Layout annotation data »
◆ ◆ ◆

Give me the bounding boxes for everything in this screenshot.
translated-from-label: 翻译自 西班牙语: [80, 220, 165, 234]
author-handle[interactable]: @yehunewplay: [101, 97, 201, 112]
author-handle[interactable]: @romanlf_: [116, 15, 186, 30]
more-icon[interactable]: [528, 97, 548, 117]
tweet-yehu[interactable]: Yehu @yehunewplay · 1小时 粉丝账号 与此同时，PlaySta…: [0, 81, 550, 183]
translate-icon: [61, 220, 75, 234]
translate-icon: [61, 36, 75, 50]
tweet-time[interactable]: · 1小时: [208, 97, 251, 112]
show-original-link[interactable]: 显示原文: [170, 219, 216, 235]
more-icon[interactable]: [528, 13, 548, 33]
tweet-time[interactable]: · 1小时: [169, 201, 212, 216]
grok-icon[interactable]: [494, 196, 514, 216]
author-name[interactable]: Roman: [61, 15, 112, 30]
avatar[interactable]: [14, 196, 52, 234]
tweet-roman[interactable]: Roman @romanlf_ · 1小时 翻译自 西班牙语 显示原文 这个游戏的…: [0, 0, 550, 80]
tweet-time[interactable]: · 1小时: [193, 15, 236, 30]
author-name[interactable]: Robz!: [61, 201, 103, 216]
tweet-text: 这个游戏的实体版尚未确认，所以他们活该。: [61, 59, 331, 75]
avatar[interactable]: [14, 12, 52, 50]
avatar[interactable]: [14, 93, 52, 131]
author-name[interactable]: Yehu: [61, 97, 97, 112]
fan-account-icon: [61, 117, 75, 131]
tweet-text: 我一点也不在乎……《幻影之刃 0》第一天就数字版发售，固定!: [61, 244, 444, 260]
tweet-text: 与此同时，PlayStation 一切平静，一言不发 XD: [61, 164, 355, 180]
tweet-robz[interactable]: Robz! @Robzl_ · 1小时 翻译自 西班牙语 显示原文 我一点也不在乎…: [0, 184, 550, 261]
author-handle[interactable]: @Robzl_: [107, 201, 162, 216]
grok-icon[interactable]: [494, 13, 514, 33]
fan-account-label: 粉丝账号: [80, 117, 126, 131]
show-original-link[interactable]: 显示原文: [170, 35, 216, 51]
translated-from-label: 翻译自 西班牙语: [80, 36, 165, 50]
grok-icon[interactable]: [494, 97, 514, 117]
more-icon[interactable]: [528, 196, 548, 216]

◆ ◆ ◆

Goal » Return every line of the listing above word for word, in the same order.

Complete output »
Give me the bounding boxes for everything in this screenshot.
translated-from-label: 翻译自 西班牙语: [80, 220, 165, 234]
author-handle[interactable]: @yehunewplay: [101, 97, 201, 112]
author-handle[interactable]: @romanlf_: [116, 15, 186, 30]
more-icon[interactable]: [528, 97, 548, 117]
tweet-yehu[interactable]: Yehu @yehunewplay · 1小时 粉丝账号 与此同时，PlaySta…: [0, 81, 550, 183]
translate-icon: [61, 220, 75, 234]
translate-icon: [61, 36, 75, 50]
tweet-time[interactable]: · 1小时: [208, 97, 251, 112]
show-original-link[interactable]: 显示原文: [170, 219, 216, 235]
more-icon[interactable]: [528, 13, 548, 33]
tweet-time[interactable]: · 1小时: [169, 201, 212, 216]
grok-icon[interactable]: [494, 196, 514, 216]
author-name[interactable]: Roman: [61, 15, 112, 30]
avatar[interactable]: [14, 196, 52, 234]
tweet-roman[interactable]: Roman @romanlf_ · 1小时 翻译自 西班牙语 显示原文 这个游戏的…: [0, 0, 550, 80]
tweet-time[interactable]: · 1小时: [193, 15, 236, 30]
author-name[interactable]: Robz!: [61, 201, 103, 216]
tweet-text: 这个游戏的实体版尚未确认，所以他们活该。: [61, 59, 331, 75]
avatar[interactable]: [14, 12, 52, 50]
avatar[interactable]: [14, 93, 52, 131]
author-name[interactable]: Yehu: [61, 97, 97, 112]
fan-account-icon: [61, 117, 75, 131]
tweet-text: 我一点也不在乎……《幻影之刃 0》第一天就数字版发售，固定!: [61, 244, 444, 260]
tweet-text: 与此同时，PlayStation 一切平静，一言不发 XD: [61, 164, 355, 180]
tweet-robz[interactable]: Robz! @Robzl_ · 1小时 翻译自 西班牙语 显示原文 我一点也不在乎…: [0, 184, 550, 261]
author-handle[interactable]: @Robzl_: [107, 201, 162, 216]
grok-icon[interactable]: [494, 13, 514, 33]
fan-account-label: 粉丝账号: [80, 117, 126, 131]
show-original-link[interactable]: 显示原文: [170, 35, 216, 51]
translated-from-label: 翻译自 西班牙语: [80, 36, 165, 50]
grok-icon[interactable]: [494, 97, 514, 117]
more-icon[interactable]: [528, 196, 548, 216]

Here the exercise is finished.